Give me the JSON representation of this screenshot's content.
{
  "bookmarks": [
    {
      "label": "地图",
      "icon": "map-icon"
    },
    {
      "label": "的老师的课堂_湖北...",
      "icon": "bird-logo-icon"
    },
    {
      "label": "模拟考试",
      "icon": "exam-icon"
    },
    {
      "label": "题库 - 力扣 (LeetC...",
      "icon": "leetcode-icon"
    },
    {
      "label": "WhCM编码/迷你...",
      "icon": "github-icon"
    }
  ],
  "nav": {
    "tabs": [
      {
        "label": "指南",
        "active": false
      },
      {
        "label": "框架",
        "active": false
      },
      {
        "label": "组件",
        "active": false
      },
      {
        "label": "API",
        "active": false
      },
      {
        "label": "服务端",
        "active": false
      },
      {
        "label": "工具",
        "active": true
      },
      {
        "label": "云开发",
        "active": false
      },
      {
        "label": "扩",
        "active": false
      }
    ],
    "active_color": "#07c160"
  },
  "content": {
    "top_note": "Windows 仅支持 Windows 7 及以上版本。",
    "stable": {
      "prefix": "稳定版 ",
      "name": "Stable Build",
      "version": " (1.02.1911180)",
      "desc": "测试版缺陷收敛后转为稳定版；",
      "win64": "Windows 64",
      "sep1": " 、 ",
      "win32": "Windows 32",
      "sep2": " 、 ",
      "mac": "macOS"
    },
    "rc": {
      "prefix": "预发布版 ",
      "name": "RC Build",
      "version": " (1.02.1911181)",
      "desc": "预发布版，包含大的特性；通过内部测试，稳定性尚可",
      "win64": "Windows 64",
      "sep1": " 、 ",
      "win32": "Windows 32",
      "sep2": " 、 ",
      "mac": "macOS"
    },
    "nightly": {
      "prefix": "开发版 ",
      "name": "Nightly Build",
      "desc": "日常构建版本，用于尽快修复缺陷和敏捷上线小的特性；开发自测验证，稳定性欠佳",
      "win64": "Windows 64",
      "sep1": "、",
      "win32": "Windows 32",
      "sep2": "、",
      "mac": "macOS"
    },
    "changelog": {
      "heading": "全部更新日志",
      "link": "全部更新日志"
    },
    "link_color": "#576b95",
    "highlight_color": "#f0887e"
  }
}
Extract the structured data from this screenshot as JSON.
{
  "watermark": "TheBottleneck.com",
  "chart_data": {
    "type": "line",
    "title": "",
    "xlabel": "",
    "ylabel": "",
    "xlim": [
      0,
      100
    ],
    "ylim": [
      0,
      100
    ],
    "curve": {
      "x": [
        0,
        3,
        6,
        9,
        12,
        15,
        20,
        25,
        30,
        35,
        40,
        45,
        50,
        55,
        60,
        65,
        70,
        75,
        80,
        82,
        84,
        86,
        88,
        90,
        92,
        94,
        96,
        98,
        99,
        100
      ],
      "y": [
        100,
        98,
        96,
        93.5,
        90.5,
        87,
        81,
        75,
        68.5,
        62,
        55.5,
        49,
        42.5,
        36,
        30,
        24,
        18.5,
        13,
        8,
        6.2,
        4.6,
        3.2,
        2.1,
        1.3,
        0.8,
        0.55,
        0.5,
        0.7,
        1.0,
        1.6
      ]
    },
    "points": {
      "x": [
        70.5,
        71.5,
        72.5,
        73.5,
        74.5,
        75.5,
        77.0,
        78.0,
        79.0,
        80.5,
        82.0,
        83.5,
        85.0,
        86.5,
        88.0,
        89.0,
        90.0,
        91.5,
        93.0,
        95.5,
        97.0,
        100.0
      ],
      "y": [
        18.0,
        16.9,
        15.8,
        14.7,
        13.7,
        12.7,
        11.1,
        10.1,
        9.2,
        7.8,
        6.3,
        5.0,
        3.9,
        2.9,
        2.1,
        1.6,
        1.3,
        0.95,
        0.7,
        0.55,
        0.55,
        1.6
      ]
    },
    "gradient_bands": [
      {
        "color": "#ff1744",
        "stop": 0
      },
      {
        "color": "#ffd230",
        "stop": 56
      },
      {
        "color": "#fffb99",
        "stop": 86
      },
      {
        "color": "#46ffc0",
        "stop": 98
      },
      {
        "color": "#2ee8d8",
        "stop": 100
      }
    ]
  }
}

------------------------------------------------------------------------

▶ **YOUR TASK**:
Show the lines of the records that contain the word "desc".

▶ **EXPECTED ANSWER**:
      "desc": "测试版缺陷收敛后转为稳定版；",
      "desc": "预发布版，包含大的特性；通过内部测试，稳定性尚可",
      "desc": "日常构建版本，用于尽快修复缺陷和敏捷上线小的特性；开发自测验证，稳定性欠佳",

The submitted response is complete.